- Written instruction
Count every line below in which "icon" occurs, then give only the count.

[Records contained in a dataset]
+ + + + +
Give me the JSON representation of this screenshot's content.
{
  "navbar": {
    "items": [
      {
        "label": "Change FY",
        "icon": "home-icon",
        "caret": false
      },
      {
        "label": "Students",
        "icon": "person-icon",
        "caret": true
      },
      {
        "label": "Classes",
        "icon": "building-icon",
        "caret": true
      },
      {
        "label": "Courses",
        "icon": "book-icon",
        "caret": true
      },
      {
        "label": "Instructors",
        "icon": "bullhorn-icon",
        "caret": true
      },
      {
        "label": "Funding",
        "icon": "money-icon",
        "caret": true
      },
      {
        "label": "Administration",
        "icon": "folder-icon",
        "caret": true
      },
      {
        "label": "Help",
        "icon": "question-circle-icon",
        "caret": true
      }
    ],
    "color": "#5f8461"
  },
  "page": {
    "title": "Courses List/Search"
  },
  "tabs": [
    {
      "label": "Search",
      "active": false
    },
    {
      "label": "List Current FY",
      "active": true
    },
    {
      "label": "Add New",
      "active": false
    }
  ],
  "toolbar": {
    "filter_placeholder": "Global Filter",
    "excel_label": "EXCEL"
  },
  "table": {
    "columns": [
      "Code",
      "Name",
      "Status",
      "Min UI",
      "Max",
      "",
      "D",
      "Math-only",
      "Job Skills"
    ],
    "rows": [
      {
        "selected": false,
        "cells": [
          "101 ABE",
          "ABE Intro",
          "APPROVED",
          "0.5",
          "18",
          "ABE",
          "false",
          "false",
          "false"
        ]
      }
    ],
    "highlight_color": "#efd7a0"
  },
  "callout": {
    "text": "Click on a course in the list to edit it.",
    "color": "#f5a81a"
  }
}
+ + + + +
- Output for this task
8